What the task requires: Search the material below for the word "一氯代物存在同分异构体" and copy every line in which it occurs.
--- Begin ---
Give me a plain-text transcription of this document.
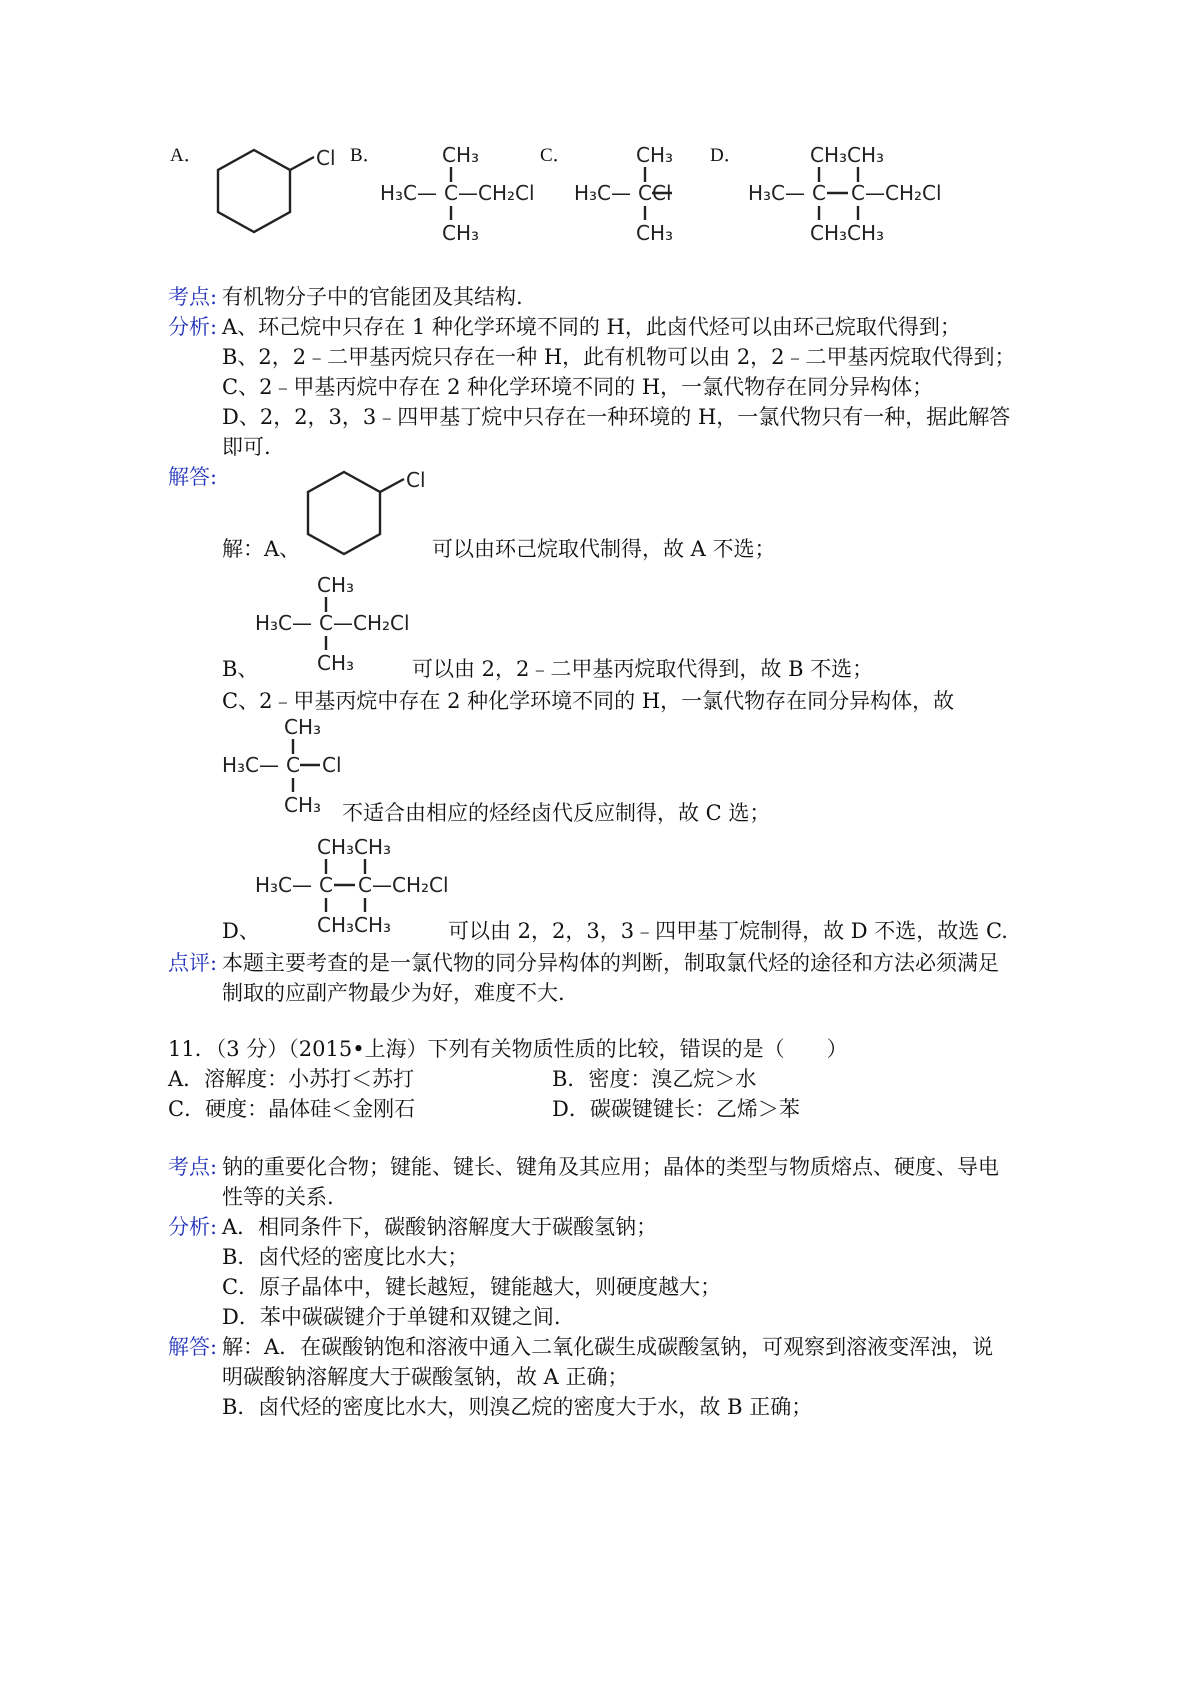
A．	B．	C．	D．
Cl
H₃C— C —CH₂Cl
CH₃
CH₃
H₃C— C Cl
CH₃
CH₃
H₃C— C C —CH₂Cl
CH₃CH₃
CH₃CH₃
考点: 有机物分子中的官能团及其结构.
分析: A、环己烷中只存在 1 种化学环境不同的 H，此卤代烃可以由环己烷取代得到；
B、2，2﹣二甲基丙烷只存在一种 H，此有机物可以由 2，2﹣二甲基丙烷取代得到；
C、2﹣甲基丙烷中存在 2 种化学环境不同的 H，一氯代物存在同分异构体；
D、2，2，3，3﹣四甲基丁烷中只存在一种环境的 H，一氯代物只有一种，据此解答
即可.
解答:	Cl
解：A、	可以由环己烷取代制得，故 A 不选；
H₃C— C —CH₂Cl
CH₃
CH₃
B、	可以由 2，2﹣二甲基丙烷取代得到，故 B 不选；
C、2﹣甲基丙烷中存在 2 种化学环境不同的 H，一氯代物存在同分异构体，故
H₃C— C Cl
CH₃
CH₃ 不适合由相应的烃经卤代反应制得，故 C 选；
H₃C— C C —CH₂Cl
CH₃CH₃
CH₃CH₃
D、	可以由 2，2，3，3﹣四甲基丁烷制得，故 D 不选，故选 C.
点评: 本题主要考查的是一氯代物的同分异构体的判断，制取氯代烃的途径和方法必须满足
制取的应副产物最少为好，难度不大.
11．（3 分）（2015•上海）下列有关物质性质的比较，错误的是（　　）
A．溶解度：小苏打＜苏打	B．密度：溴乙烷＞水
C．硬度：晶体硅＜金刚石	D．碳碳键键长：乙烯＞苯
考点: 钠的重要化合物；键能、键长、键角及其应用；晶体的类型与物质熔点、硬度、导电
性等的关系.
分析: A．相同条件下，碳酸钠溶解度大于碳酸氢钠；
B．卤代烃的密度比水大；
C．原子晶体中，键长越短，键能越大，则硬度越大；
D．苯中碳碳键介于单键和双键之间.
解答: 解：A．在碳酸钠饱和溶液中通入二氧化碳生成碳酸氢钠，可观察到溶液变浑浊，说
明碳酸钠溶解度大于碳酸氢钠，故 A 正确；
B．卤代烃的密度比水大，则溴乙烷的密度大于水，故 B 正确；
--- End ---
Solution:
C、2﹣甲基丙烷中存在 2 种化学环境不同的 H，一氯代物存在同分异构体；
C、2﹣甲基丙烷中存在 2 种化学环境不同的 H，一氯代物存在同分异构体，故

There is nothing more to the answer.